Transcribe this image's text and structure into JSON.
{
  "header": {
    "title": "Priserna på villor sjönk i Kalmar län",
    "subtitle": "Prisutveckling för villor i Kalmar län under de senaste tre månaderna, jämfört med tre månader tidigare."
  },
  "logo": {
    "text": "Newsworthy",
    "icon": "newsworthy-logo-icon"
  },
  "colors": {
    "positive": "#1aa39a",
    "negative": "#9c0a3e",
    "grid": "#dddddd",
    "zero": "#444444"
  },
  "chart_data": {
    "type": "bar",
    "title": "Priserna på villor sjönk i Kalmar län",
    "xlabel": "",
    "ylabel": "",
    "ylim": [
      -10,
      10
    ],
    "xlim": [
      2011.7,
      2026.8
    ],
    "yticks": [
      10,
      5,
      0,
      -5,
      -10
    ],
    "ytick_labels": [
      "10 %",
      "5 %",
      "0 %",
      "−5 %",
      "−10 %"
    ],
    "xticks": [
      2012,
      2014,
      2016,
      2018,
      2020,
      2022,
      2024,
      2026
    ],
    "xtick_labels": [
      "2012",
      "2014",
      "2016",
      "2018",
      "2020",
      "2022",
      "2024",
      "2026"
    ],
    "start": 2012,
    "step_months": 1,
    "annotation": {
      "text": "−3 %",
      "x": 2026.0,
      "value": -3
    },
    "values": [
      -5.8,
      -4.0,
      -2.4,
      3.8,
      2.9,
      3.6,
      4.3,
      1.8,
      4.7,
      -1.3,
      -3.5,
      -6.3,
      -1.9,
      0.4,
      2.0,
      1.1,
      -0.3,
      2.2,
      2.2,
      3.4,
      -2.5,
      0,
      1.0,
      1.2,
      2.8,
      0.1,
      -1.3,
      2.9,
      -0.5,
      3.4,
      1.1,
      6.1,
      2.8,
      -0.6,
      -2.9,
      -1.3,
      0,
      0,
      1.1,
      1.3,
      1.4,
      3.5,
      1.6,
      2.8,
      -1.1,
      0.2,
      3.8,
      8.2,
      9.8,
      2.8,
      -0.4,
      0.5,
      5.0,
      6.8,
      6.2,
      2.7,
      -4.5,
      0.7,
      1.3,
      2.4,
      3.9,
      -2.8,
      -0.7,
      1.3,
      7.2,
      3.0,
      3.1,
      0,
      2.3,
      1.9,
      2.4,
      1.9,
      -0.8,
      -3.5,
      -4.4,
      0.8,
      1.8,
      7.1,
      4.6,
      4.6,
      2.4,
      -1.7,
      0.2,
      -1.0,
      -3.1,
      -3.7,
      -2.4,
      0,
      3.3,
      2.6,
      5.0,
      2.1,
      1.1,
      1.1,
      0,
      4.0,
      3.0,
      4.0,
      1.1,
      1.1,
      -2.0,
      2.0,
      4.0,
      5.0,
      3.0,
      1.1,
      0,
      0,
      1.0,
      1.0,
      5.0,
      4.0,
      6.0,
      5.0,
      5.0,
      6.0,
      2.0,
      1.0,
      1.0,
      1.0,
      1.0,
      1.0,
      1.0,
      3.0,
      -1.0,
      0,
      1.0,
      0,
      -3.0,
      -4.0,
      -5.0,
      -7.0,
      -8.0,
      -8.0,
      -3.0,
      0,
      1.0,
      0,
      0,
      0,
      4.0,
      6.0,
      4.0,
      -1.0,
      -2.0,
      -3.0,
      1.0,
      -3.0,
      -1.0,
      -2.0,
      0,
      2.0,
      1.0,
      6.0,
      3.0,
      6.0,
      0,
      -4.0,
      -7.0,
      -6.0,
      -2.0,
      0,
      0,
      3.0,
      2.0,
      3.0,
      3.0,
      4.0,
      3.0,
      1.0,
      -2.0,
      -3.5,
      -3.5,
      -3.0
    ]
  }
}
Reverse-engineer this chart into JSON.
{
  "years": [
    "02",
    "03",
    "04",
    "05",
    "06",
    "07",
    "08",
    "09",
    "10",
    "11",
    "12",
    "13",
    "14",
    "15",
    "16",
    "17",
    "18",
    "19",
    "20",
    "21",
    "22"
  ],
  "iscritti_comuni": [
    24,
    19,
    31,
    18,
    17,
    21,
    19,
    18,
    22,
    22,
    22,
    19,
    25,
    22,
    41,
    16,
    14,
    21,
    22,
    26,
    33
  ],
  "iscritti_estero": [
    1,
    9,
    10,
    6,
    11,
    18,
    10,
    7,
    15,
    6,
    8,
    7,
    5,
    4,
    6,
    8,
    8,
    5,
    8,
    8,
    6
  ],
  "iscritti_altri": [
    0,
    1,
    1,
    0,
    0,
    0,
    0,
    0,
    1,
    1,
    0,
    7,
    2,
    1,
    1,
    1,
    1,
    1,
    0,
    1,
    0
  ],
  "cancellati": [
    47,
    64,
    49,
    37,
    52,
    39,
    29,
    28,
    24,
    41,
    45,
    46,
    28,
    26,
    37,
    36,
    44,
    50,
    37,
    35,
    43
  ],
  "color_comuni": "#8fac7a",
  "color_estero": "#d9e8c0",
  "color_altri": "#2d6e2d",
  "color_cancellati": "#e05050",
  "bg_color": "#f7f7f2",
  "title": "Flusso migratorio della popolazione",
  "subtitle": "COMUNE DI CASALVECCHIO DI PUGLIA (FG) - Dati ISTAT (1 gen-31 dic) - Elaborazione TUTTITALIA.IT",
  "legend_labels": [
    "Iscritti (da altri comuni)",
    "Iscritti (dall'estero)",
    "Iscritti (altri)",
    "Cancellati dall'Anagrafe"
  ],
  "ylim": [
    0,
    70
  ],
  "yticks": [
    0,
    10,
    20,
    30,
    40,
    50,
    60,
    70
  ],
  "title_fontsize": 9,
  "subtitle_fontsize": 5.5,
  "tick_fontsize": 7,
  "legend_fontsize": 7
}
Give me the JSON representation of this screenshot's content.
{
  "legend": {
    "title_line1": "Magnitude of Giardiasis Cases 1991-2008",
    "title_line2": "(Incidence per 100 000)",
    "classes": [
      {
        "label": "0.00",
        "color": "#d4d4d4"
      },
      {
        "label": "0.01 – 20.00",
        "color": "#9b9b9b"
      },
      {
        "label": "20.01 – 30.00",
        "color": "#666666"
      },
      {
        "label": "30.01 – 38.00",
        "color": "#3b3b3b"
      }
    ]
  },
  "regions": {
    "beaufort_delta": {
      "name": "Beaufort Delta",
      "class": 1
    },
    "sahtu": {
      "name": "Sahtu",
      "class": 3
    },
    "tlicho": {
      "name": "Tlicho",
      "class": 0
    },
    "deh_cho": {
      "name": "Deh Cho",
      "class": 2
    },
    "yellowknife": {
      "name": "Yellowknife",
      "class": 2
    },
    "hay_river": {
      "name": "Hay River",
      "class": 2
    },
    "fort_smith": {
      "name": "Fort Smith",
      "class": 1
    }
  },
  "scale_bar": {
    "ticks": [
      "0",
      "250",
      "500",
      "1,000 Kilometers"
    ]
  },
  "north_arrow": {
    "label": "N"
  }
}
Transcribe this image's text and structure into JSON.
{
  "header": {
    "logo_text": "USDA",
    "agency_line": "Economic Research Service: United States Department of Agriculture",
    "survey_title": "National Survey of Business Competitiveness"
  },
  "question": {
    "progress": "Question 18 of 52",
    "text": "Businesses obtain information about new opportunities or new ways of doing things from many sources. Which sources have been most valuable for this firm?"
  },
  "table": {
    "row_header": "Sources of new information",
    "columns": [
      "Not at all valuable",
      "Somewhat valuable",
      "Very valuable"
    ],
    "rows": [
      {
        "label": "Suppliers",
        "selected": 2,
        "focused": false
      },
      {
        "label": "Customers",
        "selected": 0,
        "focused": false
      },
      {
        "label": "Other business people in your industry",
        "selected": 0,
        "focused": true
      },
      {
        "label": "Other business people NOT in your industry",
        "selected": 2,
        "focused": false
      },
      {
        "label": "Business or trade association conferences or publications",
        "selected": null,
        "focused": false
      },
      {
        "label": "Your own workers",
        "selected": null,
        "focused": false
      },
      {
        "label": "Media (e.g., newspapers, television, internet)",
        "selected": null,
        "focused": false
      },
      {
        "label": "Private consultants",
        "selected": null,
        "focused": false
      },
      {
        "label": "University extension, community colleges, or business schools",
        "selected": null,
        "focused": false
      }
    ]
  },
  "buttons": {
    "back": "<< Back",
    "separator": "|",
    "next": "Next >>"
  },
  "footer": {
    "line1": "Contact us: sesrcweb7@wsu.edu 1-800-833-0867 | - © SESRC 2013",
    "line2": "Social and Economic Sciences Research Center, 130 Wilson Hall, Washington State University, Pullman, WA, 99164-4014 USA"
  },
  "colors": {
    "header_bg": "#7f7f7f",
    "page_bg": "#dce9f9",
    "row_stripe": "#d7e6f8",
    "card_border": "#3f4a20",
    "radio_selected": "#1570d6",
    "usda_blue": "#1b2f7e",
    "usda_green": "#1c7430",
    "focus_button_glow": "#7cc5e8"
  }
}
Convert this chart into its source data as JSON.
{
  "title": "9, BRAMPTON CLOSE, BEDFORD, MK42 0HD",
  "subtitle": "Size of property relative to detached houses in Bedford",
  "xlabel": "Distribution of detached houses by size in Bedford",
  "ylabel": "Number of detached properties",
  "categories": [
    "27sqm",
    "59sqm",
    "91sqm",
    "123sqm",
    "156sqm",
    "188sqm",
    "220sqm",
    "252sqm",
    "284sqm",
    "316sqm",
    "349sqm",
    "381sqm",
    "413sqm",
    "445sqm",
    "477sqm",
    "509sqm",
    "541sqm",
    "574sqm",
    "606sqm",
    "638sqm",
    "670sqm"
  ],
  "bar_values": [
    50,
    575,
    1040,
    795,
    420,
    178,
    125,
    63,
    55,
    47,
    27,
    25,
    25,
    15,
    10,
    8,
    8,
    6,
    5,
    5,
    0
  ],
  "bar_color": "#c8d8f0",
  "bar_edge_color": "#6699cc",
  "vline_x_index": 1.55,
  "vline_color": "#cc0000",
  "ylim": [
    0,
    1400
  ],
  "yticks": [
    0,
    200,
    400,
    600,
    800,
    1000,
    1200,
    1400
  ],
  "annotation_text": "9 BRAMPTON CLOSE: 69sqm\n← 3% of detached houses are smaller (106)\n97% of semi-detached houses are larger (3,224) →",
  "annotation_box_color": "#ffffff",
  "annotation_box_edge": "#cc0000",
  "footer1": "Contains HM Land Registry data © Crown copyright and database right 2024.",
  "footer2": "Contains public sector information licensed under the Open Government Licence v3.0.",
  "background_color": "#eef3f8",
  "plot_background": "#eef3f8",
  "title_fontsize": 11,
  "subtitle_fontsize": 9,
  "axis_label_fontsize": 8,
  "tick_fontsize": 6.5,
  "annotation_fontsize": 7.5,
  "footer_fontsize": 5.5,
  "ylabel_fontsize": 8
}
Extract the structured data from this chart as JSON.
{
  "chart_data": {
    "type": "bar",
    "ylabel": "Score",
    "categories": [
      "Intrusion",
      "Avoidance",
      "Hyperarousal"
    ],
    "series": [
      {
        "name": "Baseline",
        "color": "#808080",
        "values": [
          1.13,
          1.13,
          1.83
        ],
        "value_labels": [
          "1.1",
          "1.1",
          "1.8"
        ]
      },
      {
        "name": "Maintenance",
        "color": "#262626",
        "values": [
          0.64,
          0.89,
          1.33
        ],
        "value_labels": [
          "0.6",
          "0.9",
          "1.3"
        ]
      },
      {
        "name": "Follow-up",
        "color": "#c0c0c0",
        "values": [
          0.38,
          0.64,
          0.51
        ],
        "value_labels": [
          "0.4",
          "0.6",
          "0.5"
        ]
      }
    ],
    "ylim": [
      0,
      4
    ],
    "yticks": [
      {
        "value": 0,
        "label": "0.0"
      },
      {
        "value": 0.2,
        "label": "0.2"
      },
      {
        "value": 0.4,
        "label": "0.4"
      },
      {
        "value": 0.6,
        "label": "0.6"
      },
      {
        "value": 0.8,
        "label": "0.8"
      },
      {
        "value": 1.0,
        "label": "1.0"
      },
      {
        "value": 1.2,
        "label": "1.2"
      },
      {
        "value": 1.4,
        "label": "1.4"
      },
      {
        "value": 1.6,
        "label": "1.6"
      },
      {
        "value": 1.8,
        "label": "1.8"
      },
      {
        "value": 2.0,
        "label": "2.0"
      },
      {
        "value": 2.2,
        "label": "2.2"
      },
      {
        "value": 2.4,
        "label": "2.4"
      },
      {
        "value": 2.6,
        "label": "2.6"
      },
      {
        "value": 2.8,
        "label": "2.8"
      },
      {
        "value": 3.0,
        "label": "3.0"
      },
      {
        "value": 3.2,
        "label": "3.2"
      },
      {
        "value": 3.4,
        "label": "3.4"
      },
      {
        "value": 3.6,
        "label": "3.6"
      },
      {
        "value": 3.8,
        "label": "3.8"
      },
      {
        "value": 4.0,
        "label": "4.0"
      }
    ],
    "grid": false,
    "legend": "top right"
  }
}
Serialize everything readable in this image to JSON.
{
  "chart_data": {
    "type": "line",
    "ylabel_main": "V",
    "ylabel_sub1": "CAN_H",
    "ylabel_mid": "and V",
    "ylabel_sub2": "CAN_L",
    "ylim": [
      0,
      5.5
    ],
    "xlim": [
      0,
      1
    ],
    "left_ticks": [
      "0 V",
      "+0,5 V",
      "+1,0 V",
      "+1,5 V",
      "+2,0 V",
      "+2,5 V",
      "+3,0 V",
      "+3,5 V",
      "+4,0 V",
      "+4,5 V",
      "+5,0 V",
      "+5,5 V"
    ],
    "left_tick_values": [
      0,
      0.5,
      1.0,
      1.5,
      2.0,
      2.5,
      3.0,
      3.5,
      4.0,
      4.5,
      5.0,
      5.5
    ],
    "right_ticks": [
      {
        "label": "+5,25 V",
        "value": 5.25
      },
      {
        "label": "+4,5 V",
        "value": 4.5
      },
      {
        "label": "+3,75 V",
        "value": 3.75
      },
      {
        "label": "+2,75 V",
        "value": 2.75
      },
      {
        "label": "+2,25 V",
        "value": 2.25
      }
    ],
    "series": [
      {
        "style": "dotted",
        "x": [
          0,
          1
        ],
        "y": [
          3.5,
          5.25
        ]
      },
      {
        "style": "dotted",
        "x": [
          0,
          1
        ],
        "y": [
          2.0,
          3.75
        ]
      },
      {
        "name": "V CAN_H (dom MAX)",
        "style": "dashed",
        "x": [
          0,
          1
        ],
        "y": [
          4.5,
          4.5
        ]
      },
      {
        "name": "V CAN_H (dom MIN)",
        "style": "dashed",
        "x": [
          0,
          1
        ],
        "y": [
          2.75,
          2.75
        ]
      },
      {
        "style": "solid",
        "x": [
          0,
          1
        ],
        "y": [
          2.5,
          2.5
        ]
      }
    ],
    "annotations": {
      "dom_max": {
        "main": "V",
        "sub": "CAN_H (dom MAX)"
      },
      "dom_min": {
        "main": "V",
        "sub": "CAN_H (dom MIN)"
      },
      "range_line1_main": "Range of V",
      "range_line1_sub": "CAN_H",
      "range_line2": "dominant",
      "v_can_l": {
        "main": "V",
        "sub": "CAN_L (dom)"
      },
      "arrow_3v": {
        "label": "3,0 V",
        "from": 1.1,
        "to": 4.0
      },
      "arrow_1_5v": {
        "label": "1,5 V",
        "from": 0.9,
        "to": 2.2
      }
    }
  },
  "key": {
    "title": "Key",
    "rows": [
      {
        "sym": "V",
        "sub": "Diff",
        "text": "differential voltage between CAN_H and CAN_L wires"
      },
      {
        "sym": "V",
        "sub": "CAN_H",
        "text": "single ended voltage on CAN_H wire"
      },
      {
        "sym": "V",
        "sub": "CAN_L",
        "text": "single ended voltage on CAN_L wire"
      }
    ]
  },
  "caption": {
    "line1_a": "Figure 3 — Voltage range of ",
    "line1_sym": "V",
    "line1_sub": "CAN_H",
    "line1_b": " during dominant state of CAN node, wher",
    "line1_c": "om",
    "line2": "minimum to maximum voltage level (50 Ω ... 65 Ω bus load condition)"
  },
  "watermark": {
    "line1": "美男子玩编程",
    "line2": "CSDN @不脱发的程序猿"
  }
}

---+---

Exercise directions:
From the listing above, collect each line in which the string "dall" appears.

Answer:
    "Iscritti (dall'estero)",
    "Cancellati dall'Anagrafe"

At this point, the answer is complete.